What you should do: Reproduce the following lines without any changes, leaving out the pictures.

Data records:
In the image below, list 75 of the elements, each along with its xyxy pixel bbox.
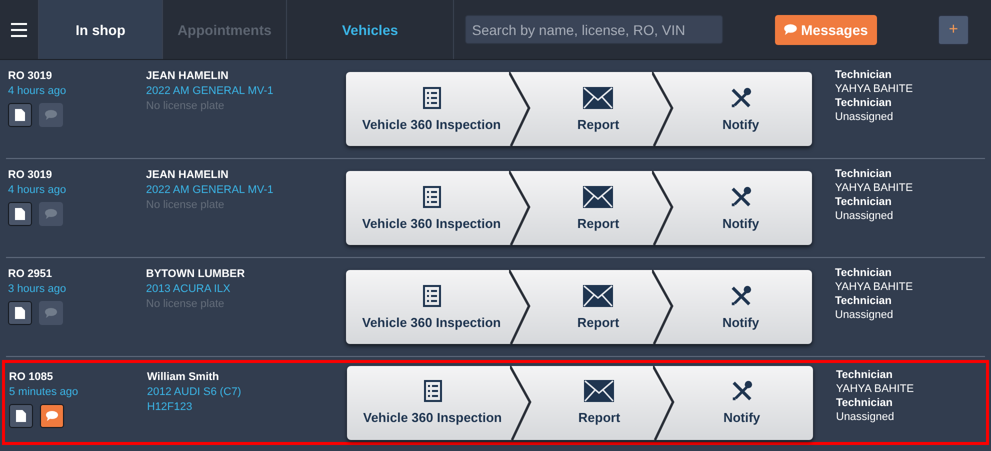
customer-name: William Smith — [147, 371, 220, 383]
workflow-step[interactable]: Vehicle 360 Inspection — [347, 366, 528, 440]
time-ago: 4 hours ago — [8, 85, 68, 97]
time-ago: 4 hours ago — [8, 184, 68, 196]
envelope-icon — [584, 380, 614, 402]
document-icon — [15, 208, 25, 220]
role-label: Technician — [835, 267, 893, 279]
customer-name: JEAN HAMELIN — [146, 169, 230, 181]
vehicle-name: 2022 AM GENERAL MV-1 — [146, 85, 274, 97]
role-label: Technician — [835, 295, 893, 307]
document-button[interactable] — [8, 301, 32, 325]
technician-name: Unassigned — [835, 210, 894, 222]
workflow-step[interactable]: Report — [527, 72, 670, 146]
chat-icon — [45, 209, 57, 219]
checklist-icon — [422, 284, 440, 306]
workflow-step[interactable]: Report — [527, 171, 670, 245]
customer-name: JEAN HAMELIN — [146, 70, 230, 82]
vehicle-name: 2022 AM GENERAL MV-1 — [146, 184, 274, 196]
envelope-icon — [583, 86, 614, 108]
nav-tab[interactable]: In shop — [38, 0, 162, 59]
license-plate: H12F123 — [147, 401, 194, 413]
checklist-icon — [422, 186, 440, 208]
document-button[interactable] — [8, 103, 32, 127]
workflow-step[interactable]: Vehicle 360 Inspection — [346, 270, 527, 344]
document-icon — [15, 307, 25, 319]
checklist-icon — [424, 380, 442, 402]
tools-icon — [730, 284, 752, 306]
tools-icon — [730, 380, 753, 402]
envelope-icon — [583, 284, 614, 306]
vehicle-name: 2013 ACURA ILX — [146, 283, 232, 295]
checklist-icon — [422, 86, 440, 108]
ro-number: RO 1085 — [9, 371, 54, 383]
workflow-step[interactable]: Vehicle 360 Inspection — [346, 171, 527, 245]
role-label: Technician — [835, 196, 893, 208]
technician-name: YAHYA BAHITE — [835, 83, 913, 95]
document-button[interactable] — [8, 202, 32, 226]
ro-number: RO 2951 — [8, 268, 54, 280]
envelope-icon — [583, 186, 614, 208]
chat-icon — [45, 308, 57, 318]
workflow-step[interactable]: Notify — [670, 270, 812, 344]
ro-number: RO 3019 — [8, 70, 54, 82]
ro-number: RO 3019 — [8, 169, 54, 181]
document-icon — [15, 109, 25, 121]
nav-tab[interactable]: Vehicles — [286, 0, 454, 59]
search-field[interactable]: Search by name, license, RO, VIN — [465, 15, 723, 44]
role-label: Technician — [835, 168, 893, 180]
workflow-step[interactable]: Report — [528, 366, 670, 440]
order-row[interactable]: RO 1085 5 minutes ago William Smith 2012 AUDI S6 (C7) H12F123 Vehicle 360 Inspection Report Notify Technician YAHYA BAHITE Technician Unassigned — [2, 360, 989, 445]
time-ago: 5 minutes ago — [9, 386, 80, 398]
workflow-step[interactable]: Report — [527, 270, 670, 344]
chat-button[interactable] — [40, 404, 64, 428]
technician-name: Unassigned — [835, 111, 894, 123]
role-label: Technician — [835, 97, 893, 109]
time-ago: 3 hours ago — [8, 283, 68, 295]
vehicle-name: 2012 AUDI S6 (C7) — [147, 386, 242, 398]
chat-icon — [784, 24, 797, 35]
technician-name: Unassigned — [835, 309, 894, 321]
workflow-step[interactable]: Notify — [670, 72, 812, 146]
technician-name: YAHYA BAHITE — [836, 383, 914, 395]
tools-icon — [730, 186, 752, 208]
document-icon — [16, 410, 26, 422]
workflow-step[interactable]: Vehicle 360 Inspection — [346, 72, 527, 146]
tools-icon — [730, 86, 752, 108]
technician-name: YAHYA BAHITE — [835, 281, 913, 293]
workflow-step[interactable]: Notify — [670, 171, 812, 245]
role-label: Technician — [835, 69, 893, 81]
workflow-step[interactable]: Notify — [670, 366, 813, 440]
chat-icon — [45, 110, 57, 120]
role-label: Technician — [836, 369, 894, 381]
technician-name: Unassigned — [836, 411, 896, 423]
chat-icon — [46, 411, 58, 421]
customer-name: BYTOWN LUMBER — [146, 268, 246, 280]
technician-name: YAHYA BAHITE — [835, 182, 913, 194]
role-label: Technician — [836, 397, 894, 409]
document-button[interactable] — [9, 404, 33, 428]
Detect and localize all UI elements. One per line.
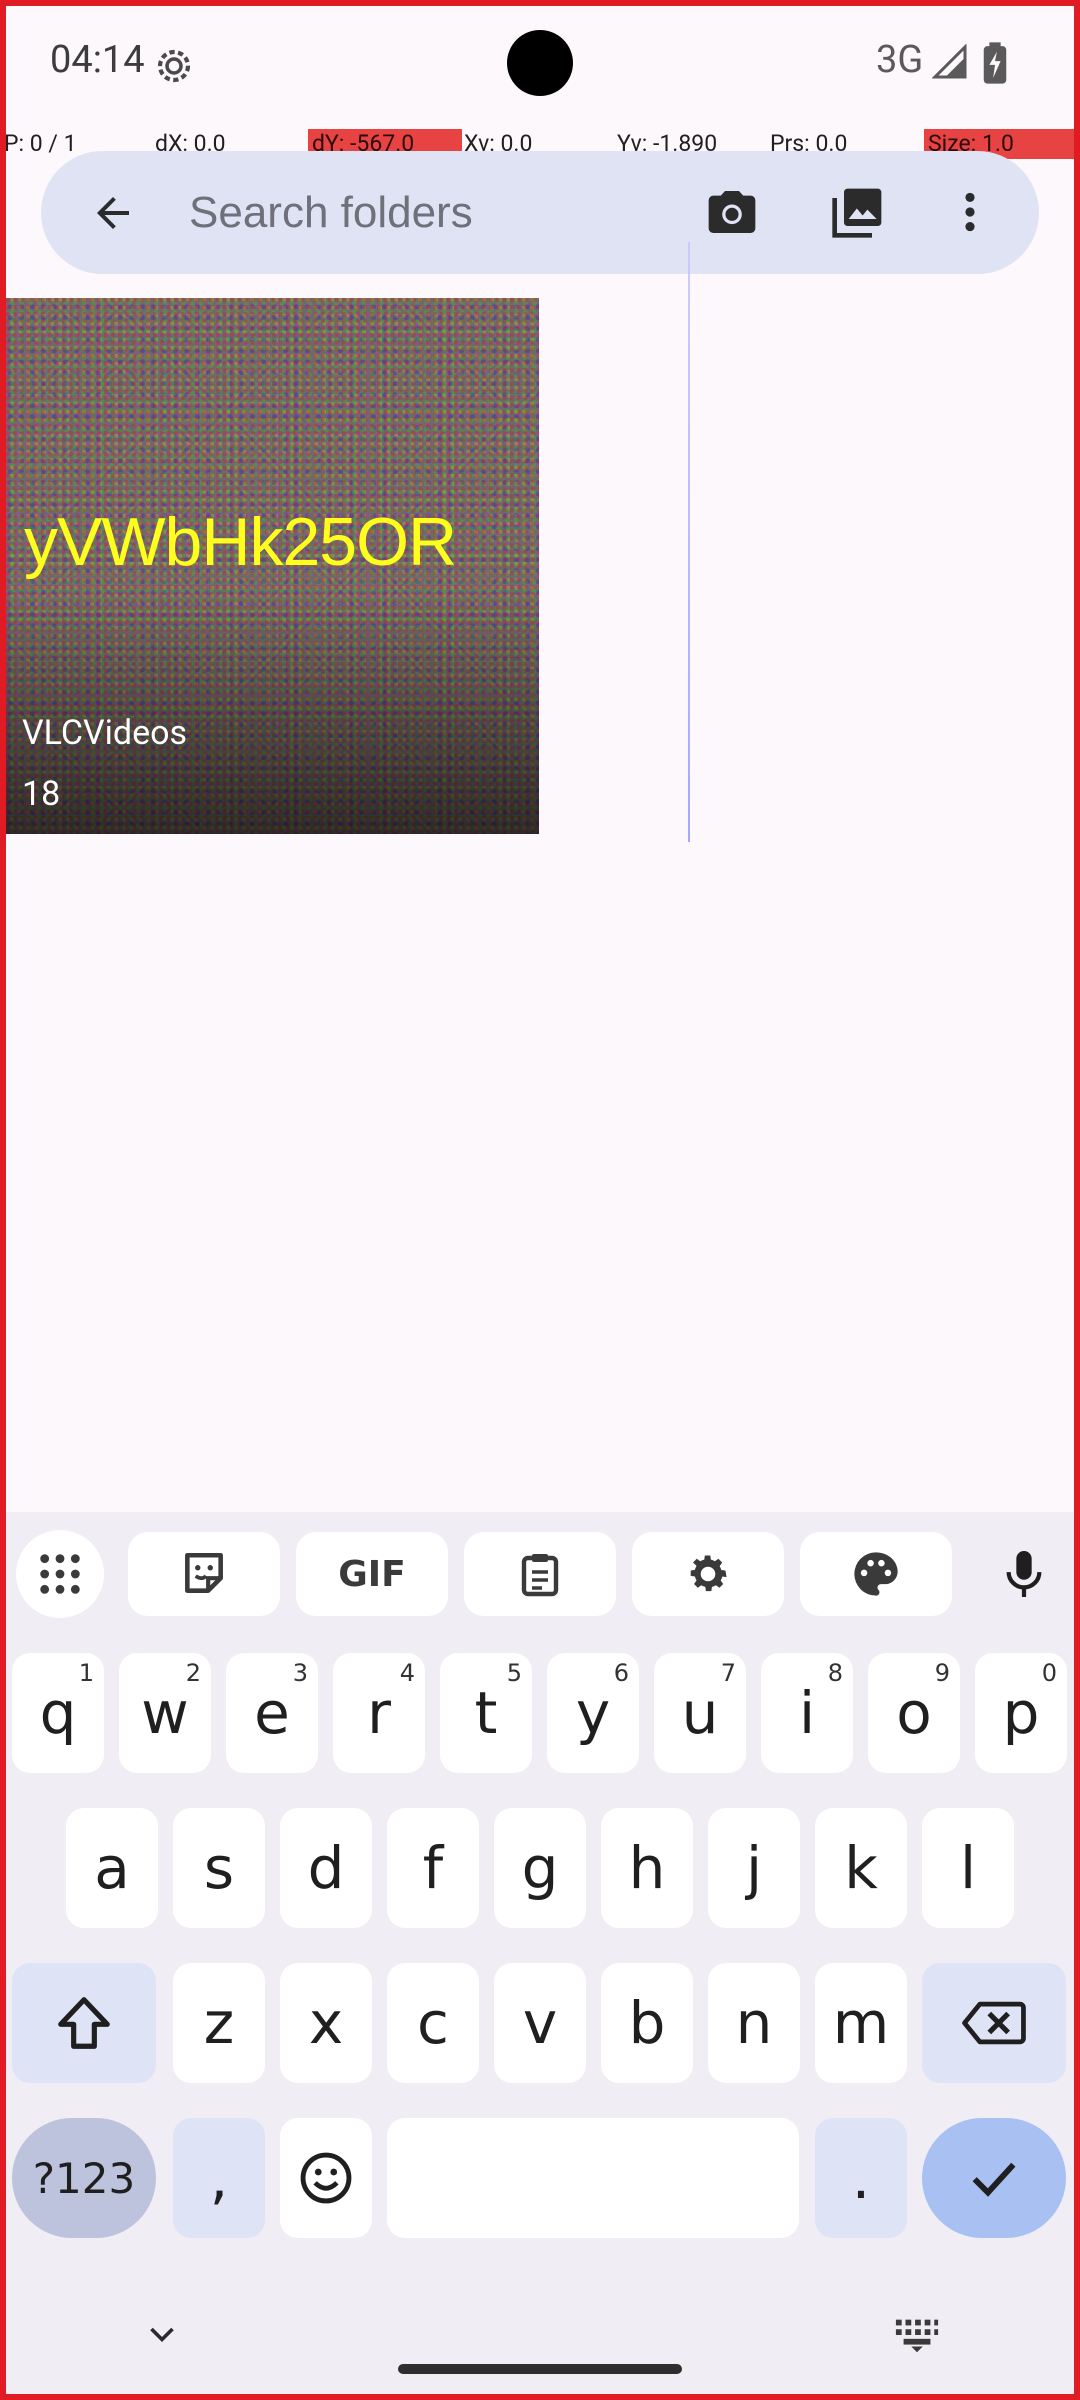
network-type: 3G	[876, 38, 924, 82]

In response:
In the image below, list 75 of the elements, each along with its xyxy pixel bbox.
customer-name: William Smith — [147, 371, 220, 383]
workflow-step[interactable]: Vehicle 360 Inspection — [347, 366, 528, 440]
time-ago: 4 hours ago — [8, 85, 68, 97]
time-ago: 4 hours ago — [8, 184, 68, 196]
envelope-icon — [584, 380, 614, 402]
document-icon — [15, 208, 25, 220]
role-label: Technician — [835, 267, 893, 279]
customer-name: JEAN HAMELIN — [146, 169, 230, 181]
vehicle-name: 2022 AM GENERAL MV-1 — [146, 85, 274, 97]
role-label: Technician — [835, 295, 893, 307]
document-button[interactable] — [8, 301, 32, 325]
technician-name: Unassigned — [835, 210, 894, 222]
workflow-step[interactable]: Report — [527, 72, 670, 146]
chat-icon — [45, 209, 57, 219]
checklist-icon — [422, 284, 440, 306]
workflow-step[interactable]: Report — [527, 171, 670, 245]
customer-name: JEAN HAMELIN — [146, 70, 230, 82]
vehicle-name: 2022 AM GENERAL MV-1 — [146, 184, 274, 196]
envelope-icon — [583, 86, 614, 108]
nav-tab[interactable]: In shop — [38, 0, 162, 59]
license-plate: H12F123 — [147, 401, 194, 413]
checklist-icon — [422, 186, 440, 208]
document-button[interactable] — [8, 103, 32, 127]
workflow-step[interactable]: Vehicle 360 Inspection — [346, 270, 527, 344]
document-icon — [15, 307, 25, 319]
checklist-icon — [424, 380, 442, 402]
tools-icon — [730, 284, 752, 306]
tools-icon — [730, 380, 753, 402]
envelope-icon — [583, 284, 614, 306]
vehicle-name: 2013 ACURA ILX — [146, 283, 232, 295]
checklist-icon — [422, 86, 440, 108]
ro-number: RO 1085 — [9, 371, 54, 383]
workflow-step[interactable]: Vehicle 360 Inspection — [346, 171, 527, 245]
role-label: Technician — [835, 196, 893, 208]
technician-name: YAHYA BAHITE — [835, 83, 913, 95]
document-button[interactable] — [8, 202, 32, 226]
ro-number: RO 2951 — [8, 268, 54, 280]
envelope-icon — [583, 186, 614, 208]
chat-icon — [45, 308, 57, 318]
workflow-step[interactable]: Notify — [670, 270, 812, 344]
ro-number: RO 3019 — [8, 70, 54, 82]
ro-number: RO 3019 — [8, 169, 54, 181]
document-icon — [15, 109, 25, 121]
nav-tab[interactable]: Vehicles — [286, 0, 454, 59]
search-field[interactable]: Search by name, license, RO, VIN — [465, 15, 723, 44]
role-label: Technician — [835, 168, 893, 180]
workflow-step[interactable]: Report — [528, 366, 670, 440]
order-row[interactable]: RO 1085 5 minutes ago William Smith 2012 AUDI S6 (C7) H12F123 Vehicle 360 Inspection Report Notify Technician YAHYA BAHITE Technician Unassigned — [2, 360, 989, 445]
time-ago: 5 minutes ago — [9, 386, 80, 398]
workflow-step[interactable]: Report — [527, 270, 670, 344]
chat-button[interactable] — [40, 404, 64, 428]
technician-name: Unassigned — [835, 111, 894, 123]
role-label: Technician — [835, 97, 893, 109]
time-ago: 3 hours ago — [8, 283, 68, 295]
vehicle-name: 2012 AUDI S6 (C7) — [147, 386, 242, 398]
chat-icon — [784, 24, 797, 35]
technician-name: Unassigned — [835, 309, 894, 321]
workflow-step[interactable]: Notify — [670, 72, 812, 146]
technician-name: YAHYA BAHITE — [836, 383, 914, 395]
tools-icon — [730, 186, 752, 208]
document-icon — [16, 410, 26, 422]
workflow-step[interactable]: Vehicle 360 Inspection — [346, 72, 527, 146]
tools-icon — [730, 86, 752, 108]
technician-name: YAHYA BAHITE — [835, 281, 913, 293]
workflow-step[interactable]: Notify — [670, 171, 812, 245]
role-label: Technician — [835, 69, 893, 81]
workflow-step[interactable]: Notify — [670, 366, 813, 440]
chat-icon — [45, 110, 57, 120]
role-label: Technician — [836, 369, 894, 381]
technician-name: Unassigned — [836, 411, 896, 423]
chat-icon — [46, 411, 58, 421]
customer-name: BYTOWN LUMBER — [146, 268, 246, 280]
technician-name: YAHYA BAHITE — [835, 182, 913, 194]
role-label: Technician — [836, 397, 894, 409]
document-button[interactable] — [9, 404, 33, 428]
Detect and localize all UI elements. One per line.
network-type: 3G	[876, 38, 924, 82]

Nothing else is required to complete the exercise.